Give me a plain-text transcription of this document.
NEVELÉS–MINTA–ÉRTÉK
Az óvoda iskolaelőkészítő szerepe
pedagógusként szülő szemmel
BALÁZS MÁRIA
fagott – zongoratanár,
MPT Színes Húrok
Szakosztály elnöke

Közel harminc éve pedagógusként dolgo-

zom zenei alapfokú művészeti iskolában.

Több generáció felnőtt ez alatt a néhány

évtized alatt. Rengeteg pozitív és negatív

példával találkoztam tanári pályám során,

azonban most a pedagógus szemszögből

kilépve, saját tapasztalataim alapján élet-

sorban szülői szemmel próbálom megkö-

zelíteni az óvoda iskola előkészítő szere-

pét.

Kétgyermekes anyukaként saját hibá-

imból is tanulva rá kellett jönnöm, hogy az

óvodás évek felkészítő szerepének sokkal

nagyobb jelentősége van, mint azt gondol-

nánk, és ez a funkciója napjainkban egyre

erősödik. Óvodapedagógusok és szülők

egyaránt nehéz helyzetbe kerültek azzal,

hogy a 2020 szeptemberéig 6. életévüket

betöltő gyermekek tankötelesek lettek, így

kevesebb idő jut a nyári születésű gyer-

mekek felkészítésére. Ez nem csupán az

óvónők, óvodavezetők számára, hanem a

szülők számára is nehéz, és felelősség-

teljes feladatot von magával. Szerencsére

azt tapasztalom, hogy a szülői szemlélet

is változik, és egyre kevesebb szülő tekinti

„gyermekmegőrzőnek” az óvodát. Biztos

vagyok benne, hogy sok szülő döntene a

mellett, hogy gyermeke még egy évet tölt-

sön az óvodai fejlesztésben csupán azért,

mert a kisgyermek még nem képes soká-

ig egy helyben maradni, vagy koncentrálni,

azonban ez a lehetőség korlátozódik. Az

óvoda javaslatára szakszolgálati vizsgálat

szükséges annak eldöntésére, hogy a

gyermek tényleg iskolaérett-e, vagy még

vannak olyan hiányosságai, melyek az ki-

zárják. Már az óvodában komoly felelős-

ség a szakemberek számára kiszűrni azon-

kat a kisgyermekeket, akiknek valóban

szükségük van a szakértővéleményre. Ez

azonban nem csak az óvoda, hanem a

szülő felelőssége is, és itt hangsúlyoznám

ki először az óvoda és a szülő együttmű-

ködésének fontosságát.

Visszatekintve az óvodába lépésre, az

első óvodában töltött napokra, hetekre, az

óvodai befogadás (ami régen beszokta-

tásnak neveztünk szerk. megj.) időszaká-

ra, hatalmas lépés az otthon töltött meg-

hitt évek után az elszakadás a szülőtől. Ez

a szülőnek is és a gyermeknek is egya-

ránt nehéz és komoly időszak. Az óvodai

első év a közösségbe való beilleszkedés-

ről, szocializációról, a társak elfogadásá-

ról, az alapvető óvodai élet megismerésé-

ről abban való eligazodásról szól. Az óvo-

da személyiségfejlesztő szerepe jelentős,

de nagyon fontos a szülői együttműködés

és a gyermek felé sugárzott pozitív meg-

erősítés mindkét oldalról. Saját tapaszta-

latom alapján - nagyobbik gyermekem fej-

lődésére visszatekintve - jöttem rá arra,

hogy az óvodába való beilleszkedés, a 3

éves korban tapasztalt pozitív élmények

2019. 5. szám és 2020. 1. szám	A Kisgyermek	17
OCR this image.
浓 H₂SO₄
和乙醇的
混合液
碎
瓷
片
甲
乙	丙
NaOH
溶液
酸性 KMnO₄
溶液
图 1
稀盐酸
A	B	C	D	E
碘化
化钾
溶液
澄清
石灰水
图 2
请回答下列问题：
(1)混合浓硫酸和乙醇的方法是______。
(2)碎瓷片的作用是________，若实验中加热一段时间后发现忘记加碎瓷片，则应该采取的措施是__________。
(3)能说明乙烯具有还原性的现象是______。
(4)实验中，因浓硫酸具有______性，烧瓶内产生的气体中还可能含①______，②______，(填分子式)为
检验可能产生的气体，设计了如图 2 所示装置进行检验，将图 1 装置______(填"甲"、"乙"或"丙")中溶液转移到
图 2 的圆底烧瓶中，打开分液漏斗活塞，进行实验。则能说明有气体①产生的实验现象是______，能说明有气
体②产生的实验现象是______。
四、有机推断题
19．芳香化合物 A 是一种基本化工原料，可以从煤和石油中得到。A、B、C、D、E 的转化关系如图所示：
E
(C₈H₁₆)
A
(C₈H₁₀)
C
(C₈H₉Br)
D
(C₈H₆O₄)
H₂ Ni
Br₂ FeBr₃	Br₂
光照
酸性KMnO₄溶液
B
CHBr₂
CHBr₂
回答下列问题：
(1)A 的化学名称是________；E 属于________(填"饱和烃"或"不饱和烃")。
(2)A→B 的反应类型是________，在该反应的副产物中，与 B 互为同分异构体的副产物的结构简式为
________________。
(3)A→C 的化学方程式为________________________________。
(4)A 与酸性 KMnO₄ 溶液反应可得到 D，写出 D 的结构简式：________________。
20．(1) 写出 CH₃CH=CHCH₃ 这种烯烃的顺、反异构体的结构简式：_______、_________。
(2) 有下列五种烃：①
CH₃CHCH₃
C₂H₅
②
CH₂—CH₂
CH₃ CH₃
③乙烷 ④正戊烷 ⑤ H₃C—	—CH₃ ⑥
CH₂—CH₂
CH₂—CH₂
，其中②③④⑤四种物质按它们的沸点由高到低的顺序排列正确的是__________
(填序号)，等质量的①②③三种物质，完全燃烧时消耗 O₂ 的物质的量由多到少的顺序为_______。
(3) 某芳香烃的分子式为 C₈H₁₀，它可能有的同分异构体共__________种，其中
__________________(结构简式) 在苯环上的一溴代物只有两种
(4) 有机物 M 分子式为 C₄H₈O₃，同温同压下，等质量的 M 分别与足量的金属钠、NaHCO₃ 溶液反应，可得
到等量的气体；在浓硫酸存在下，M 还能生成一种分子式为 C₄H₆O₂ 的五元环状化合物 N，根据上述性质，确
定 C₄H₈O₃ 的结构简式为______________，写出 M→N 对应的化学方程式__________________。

───

» Exercise description: Please set down all the data word for word.

» In response:
Give me a plain-text transcription of this document.
NEVELÉS–MINTA–ÉRTÉK
Az óvoda iskolaelőkészítő szerepe
pedagógusként szülő szemmel
BALÁZS MÁRIA
fagott – zongoratanár,
MPT Színes Húrok
Szakosztály elnöke

Közel harminc éve pedagógusként dolgo-

zom zenei alapfokú művészeti iskolában.

Több generáció felnőtt ez alatt a néhány

évtized alatt. Rengeteg pozitív és negatív

példával találkoztam tanári pályám során,

azonban most a pedagógus szemszögből

kilépve, saját tapasztalataim alapján élet-

sorban szülői szemmel próbálom megkö-

zelíteni az óvoda iskola előkészítő szere-

pét.

Kétgyermekes anyukaként saját hibá-

imból is tanulva rá kellett jönnöm, hogy az

óvodás évek felkészítő szerepének sokkal

nagyobb jelentősége van, mint azt gondol-

nánk, és ez a funkciója napjainkban egyre

erősödik. Óvodapedagógusok és szülők

egyaránt nehéz helyzetbe kerültek azzal,

hogy a 2020 szeptemberéig 6. életévüket

betöltő gyermekek tankötelesek lettek, így

kevesebb idő jut a nyári születésű gyer-

mekek felkészítésére. Ez nem csupán az

óvónők, óvodavezetők számára, hanem a

szülők számára is nehéz, és felelősség-

teljes feladatot von magával. Szerencsére

azt tapasztalom, hogy a szülői szemlélet

is változik, és egyre kevesebb szülő tekinti

„gyermekmegőrzőnek” az óvodát. Biztos

vagyok benne, hogy sok szülő döntene a

mellett, hogy gyermeke még egy évet tölt-

sön az óvodai fejlesztésben csupán azért,

mert a kisgyermek még nem képes soká-

ig egy helyben maradni, vagy koncentrálni,

azonban ez a lehetőség korlátozódik. Az

óvoda javaslatára szakszolgálati vizsgálat

szükséges annak eldöntésére, hogy a

gyermek tényleg iskolaérett-e, vagy még

vannak olyan hiányosságai, melyek az ki-

zárják. Már az óvodában komoly felelős-

ség a szakemberek számára kiszűrni azon-

kat a kisgyermekeket, akiknek valóban

szükségük van a szakértővéleményre. Ez

azonban nem csak az óvoda, hanem a

szülő felelőssége is, és itt hangsúlyoznám

ki először az óvoda és a szülő együttmű-

ködésének fontosságát.

Visszatekintve az óvodába lépésre, az

első óvodában töltött napokra, hetekre, az

óvodai befogadás (ami régen beszokta-

tásnak neveztünk szerk. megj.) időszaká-

ra, hatalmas lépés az otthon töltött meg-

hitt évek után az elszakadás a szülőtől. Ez

a szülőnek is és a gyermeknek is egya-

ránt nehéz és komoly időszak. Az óvodai

első év a közösségbe való beilleszkedés-

ről, szocializációról, a társak elfogadásá-

ról, az alapvető óvodai élet megismerésé-

ről abban való eligazodásról szól. Az óvo-

da személyiségfejlesztő szerepe jelentős,

de nagyon fontos a szülői együttműködés

és a gyermek felé sugárzott pozitív meg-

erősítés mindkét oldalról. Saját tapaszta-

latom alapján - nagyobbik gyermekem fej-

lődésére visszatekintve - jöttem rá arra,

hogy az óvodába való beilleszkedés, a 3

éves korban tapasztalt pozitív élmények

2019. 5. szám és 2020. 1. szám	A Kisgyermek	17
OCR this image.
浓 H₂SO₄
和乙醇的
混合液
碎
瓷
片
甲
乙	丙
NaOH
溶液
酸性 KMnO₄
溶液
图 1
稀盐酸
A	B	C	D	E
碘化
化钾
溶液
澄清
石灰水
图 2
请回答下列问题：
(1)混合浓硫酸和乙醇的方法是______。
(2)碎瓷片的作用是________，若实验中加热一段时间后发现忘记加碎瓷片，则应该采取的措施是__________。
(3)能说明乙烯具有还原性的现象是______。
(4)实验中，因浓硫酸具有______性，烧瓶内产生的气体中还可能含①______，②______，(填分子式)为
检验可能产生的气体，设计了如图 2 所示装置进行检验，将图 1 装置______(填"甲"、"乙"或"丙")中溶液转移到
图 2 的圆底烧瓶中，打开分液漏斗活塞，进行实验。则能说明有气体①产生的实验现象是______，能说明有气
体②产生的实验现象是______。
四、有机推断题
19．芳香化合物 A 是一种基本化工原料，可以从煤和石油中得到。A、B、C、D、E 的转化关系如图所示：
E
(C₈H₁₆)
A
(C₈H₁₀)
C
(C₈H₉Br)
D
(C₈H₆O₄)
H₂ Ni
Br₂ FeBr₃	Br₂
光照
酸性KMnO₄溶液
B
CHBr₂
CHBr₂
回答下列问题：
(1)A 的化学名称是________；E 属于________(填"饱和烃"或"不饱和烃")。
(2)A→B 的反应类型是________，在该反应的副产物中，与 B 互为同分异构体的副产物的结构简式为
________________。
(3)A→C 的化学方程式为________________________________。
(4)A 与酸性 KMnO₄ 溶液反应可得到 D，写出 D 的结构简式：________________。
20．(1) 写出 CH₃CH=CHCH₃ 这种烯烃的顺、反异构体的结构简式：_______、_________。
(2) 有下列五种烃：①
CH₃CHCH₃
C₂H₅
②
CH₂—CH₂
CH₃ CH₃
③乙烷 ④正戊烷 ⑤ H₃C—	—CH₃ ⑥
CH₂—CH₂
CH₂—CH₂
，其中②③④⑤四种物质按它们的沸点由高到低的顺序排列正确的是__________
(填序号)，等质量的①②③三种物质，完全燃烧时消耗 O₂ 的物质的量由多到少的顺序为_______。
(3) 某芳香烃的分子式为 C₈H₁₀，它可能有的同分异构体共__________种，其中
__________________(结构简式) 在苯环上的一溴代物只有两种
(4) 有机物 M 分子式为 C₄H₈O₃，同温同压下，等质量的 M 分别与足量的金属钠、NaHCO₃ 溶液反应，可得
到等量的气体；在浓硫酸存在下，M 还能生成一种分子式为 C₄H₆O₂ 的五元环状化合物 N，根据上述性质，确
定 C₄H₈O₃ 的结构简式为______________，写出 M→N 对应的化学方程式__________________。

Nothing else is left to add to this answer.